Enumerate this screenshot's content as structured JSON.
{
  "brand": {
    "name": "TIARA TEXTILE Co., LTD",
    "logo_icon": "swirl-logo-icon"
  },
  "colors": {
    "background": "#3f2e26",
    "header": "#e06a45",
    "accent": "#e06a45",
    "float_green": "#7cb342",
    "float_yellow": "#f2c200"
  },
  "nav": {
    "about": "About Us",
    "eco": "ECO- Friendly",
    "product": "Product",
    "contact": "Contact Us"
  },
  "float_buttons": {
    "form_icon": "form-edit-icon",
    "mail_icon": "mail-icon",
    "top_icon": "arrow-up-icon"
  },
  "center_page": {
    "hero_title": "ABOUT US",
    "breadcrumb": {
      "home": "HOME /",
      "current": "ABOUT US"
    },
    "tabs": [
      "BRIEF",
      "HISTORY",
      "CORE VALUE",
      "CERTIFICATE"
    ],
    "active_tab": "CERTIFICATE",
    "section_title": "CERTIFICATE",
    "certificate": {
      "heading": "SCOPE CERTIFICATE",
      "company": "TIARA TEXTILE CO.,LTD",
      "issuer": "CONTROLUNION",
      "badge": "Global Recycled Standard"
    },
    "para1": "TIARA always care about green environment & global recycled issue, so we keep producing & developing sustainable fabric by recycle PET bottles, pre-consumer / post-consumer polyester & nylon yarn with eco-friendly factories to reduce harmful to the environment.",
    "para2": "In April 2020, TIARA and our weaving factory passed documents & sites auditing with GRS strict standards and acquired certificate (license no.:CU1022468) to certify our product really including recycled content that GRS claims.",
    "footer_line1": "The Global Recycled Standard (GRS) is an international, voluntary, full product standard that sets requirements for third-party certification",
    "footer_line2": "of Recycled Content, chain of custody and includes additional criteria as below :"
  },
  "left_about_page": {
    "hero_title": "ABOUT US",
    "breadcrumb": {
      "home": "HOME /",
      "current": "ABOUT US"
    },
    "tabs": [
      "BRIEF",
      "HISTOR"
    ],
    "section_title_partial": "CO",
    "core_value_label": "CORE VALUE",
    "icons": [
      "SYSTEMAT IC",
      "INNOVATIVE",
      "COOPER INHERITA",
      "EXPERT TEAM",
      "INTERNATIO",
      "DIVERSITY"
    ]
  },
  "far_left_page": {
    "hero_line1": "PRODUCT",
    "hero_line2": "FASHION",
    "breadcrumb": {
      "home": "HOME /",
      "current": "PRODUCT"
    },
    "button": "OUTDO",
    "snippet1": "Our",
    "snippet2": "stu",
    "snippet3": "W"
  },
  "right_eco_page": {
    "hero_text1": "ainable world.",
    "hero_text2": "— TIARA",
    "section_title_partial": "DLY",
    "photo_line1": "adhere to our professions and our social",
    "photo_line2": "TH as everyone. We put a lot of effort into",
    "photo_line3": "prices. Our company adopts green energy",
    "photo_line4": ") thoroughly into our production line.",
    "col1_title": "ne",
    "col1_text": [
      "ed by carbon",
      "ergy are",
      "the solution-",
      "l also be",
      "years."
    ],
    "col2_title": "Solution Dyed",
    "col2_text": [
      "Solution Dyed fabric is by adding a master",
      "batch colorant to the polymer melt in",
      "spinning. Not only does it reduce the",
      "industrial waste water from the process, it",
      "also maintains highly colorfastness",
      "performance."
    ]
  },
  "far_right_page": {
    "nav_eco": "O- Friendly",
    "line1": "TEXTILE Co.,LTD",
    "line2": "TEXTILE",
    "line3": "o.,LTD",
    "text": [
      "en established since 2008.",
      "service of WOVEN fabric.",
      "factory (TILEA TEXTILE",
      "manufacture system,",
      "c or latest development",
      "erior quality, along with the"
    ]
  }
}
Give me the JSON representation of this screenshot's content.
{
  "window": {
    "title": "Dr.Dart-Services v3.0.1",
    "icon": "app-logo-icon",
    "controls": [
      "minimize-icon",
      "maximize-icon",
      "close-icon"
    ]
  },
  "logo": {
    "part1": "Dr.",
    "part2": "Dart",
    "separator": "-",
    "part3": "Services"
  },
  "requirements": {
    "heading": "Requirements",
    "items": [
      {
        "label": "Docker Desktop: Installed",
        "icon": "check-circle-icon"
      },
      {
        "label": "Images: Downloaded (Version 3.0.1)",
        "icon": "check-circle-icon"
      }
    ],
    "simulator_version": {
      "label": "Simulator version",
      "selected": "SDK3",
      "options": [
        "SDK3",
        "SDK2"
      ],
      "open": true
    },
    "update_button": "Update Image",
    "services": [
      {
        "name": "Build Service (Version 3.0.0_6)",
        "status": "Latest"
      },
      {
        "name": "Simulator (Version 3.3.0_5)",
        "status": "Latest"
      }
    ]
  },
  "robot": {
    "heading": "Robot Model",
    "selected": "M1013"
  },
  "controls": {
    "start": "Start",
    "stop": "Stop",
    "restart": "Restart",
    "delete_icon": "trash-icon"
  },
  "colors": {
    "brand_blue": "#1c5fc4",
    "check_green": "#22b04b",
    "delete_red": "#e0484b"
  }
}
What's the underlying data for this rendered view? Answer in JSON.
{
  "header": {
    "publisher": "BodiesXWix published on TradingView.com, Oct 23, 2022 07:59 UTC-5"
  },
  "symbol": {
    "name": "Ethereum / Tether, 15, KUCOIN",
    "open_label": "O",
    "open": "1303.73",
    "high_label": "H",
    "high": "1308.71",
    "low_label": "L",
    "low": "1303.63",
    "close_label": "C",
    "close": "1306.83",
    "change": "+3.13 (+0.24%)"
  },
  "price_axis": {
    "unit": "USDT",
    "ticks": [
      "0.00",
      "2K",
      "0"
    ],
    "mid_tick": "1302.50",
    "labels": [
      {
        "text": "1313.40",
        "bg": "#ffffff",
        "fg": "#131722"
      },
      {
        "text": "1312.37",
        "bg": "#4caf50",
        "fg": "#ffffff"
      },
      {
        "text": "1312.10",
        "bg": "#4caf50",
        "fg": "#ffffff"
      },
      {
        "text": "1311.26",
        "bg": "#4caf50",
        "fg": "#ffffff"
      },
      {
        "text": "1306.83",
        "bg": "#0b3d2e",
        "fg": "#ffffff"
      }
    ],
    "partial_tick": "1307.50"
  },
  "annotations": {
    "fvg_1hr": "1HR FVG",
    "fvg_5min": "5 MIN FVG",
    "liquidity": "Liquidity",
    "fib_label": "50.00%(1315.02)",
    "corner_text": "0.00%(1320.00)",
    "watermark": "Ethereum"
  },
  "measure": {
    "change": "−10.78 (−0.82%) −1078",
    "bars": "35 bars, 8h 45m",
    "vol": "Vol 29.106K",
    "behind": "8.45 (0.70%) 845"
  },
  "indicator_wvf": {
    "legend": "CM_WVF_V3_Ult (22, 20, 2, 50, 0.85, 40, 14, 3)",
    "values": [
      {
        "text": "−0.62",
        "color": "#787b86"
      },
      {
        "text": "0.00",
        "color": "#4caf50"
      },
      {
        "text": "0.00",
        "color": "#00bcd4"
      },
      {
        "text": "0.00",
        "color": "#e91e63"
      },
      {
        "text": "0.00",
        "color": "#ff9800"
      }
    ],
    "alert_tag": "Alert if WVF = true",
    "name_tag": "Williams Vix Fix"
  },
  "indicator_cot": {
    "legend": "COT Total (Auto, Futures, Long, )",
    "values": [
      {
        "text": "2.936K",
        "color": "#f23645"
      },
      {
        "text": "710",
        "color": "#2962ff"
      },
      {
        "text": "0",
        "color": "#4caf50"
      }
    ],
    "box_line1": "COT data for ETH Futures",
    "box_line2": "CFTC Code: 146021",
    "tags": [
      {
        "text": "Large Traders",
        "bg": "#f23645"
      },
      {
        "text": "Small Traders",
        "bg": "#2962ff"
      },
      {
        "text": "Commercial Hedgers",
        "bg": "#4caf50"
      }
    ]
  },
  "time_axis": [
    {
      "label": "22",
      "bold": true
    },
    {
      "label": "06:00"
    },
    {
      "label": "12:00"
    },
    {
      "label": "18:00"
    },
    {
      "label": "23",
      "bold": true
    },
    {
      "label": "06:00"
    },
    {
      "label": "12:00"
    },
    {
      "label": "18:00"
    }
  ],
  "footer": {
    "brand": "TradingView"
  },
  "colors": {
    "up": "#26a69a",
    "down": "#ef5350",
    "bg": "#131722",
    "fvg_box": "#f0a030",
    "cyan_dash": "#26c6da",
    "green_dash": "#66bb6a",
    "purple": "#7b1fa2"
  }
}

#####

◆ EXERCISE DIRECTIONS:
Copy each line above that contains the string "logo".

◆ PROBLEM SOLUTION:
    "logo_icon": "swirl-logo-icon"
    "icon": "app-logo-icon",
  "logo": {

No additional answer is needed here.